> [Task requirements]: Reproduce the data in its entirety, exactly as supplied.

> [Material for this exercise]:
## START

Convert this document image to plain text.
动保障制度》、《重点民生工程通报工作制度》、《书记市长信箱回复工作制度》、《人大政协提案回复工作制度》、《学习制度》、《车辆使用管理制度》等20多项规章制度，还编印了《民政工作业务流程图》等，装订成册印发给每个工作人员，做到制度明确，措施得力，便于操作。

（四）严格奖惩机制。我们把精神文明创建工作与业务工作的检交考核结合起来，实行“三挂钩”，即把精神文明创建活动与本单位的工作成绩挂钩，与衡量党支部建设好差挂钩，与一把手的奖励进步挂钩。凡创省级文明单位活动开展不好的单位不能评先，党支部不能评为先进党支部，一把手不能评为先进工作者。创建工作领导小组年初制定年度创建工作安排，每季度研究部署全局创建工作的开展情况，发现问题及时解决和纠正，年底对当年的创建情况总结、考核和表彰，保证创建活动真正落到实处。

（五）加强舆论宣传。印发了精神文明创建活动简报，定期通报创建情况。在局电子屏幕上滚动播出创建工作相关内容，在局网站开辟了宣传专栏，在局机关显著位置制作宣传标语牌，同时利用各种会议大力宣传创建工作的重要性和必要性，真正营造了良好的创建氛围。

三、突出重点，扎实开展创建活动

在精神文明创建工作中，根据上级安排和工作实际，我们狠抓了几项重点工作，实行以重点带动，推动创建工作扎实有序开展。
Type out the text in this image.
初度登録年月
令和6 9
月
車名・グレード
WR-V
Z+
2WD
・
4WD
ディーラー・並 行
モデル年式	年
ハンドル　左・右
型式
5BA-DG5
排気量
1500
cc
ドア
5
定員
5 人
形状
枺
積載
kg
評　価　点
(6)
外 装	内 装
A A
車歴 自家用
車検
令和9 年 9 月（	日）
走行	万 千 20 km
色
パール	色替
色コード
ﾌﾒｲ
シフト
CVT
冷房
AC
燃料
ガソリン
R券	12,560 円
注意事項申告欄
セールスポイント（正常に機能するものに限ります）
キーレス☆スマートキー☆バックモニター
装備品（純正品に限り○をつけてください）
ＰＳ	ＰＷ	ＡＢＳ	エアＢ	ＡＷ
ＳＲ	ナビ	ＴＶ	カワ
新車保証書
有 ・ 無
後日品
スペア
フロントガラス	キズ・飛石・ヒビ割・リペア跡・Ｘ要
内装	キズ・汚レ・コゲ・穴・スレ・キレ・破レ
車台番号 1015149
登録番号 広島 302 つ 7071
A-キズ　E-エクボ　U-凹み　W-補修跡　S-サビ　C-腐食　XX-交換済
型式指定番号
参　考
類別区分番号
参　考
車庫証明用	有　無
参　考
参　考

## END

> [Output of the exercise]:
Convert this document image to plain text.
动保障制度》、《重点民生工程通报工作制度》、《书记市长信箱回复工作制度》、《人大政协提案回复工作制度》、《学习制度》、《车辆使用管理制度》等20多项规章制度，还编印了《民政工作业务流程图》等，装订成册印发给每个工作人员，做到制度明确，措施得力，便于操作。

（四）严格奖惩机制。我们把精神文明创建工作与业务工作的检交考核结合起来，实行“三挂钩”，即把精神文明创建活动与本单位的工作成绩挂钩，与衡量党支部建设好差挂钩，与一把手的奖励进步挂钩。凡创省级文明单位活动开展不好的单位不能评先，党支部不能评为先进党支部，一把手不能评为先进工作者。创建工作领导小组年初制定年度创建工作安排，每季度研究部署全局创建工作的开展情况，发现问题及时解决和纠正，年底对当年的创建情况总结、考核和表彰，保证创建活动真正落到实处。

（五）加强舆论宣传。印发了精神文明创建活动简报，定期通报创建情况。在局电子屏幕上滚动播出创建工作相关内容，在局网站开辟了宣传专栏，在局机关显著位置制作宣传标语牌，同时利用各种会议大力宣传创建工作的重要性和必要性，真正营造了良好的创建氛围。

三、突出重点，扎实开展创建活动

在精神文明创建工作中，根据上级安排和工作实际，我们狠抓了几项重点工作，实行以重点带动，推动创建工作扎实有序开展。
Type out the text in this image.
初度登録年月
令和6 9
月
車名・グレード
WR-V
Z+
2WD
・
4WD
ディーラー・並 行
モデル年式	年
ハンドル　左・右
型式
5BA-DG5
排気量
1500
cc
ドア
5
定員
5 人
形状
枺
積載
kg
評　価　点
(6)
外 装	内 装
A A
車歴 自家用
車検
令和9 年 9 月（	日）
走行	万 千 20 km
色
パール	色替
色コード
ﾌﾒｲ
シフト
CVT
冷房
AC
燃料
ガソリン
R券	12,560 円
注意事項申告欄
セールスポイント（正常に機能するものに限ります）
キーレス☆スマートキー☆バックモニター
装備品（純正品に限り○をつけてください）
ＰＳ	ＰＷ	ＡＢＳ	エアＢ	ＡＷ
ＳＲ	ナビ	ＴＶ	カワ
新車保証書
有 ・ 無
後日品
スペア
フロントガラス	キズ・飛石・ヒビ割・リペア跡・Ｘ要
内装	キズ・汚レ・コゲ・穴・スレ・キレ・破レ
車台番号 1015149
登録番号 広島 302 つ 7071
A-キズ　E-エクボ　U-凹み　W-補修跡　S-サビ　C-腐食　XX-交換済
型式指定番号
参　考
類別区分番号
参　考
車庫証明用	有　無
参　考
参　考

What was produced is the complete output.